### Recorded data

::::::::

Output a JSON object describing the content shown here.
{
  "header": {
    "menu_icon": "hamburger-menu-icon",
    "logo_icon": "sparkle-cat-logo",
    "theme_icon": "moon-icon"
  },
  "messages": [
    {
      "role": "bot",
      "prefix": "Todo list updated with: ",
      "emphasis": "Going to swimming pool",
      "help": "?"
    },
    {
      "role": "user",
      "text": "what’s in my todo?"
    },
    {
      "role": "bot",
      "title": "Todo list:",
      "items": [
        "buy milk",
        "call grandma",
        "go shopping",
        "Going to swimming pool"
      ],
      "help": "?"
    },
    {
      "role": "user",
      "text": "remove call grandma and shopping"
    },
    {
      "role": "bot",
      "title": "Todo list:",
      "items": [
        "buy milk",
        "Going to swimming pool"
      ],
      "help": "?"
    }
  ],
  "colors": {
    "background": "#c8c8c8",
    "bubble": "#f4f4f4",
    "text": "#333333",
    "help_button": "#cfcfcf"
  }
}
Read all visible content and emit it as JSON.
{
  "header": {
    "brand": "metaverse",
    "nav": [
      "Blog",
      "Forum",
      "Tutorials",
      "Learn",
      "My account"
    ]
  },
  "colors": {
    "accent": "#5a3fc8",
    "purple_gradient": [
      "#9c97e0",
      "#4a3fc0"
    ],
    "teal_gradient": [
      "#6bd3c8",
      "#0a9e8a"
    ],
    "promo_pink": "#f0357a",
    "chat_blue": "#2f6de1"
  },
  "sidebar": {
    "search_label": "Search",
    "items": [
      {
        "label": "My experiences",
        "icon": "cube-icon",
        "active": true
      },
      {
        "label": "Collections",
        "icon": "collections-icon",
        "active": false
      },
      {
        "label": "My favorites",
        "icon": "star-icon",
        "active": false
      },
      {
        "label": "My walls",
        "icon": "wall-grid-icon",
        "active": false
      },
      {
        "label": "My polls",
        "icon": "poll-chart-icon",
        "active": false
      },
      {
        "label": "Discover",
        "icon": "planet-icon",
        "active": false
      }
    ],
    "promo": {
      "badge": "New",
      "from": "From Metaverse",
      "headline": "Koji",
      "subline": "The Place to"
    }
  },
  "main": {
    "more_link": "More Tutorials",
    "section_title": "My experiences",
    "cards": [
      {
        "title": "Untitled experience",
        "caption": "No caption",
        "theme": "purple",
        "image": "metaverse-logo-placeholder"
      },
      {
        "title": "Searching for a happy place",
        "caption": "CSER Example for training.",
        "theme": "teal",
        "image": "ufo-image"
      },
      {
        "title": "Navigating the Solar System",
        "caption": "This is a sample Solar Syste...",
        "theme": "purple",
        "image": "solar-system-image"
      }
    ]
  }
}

::::::::

### What the exercise asks
Locate and copy each line in the data above that includes the word "JSON".

### Answer to the problem
Output a JSON object describing the content shown here.
Read all visible content and emit it as JSON.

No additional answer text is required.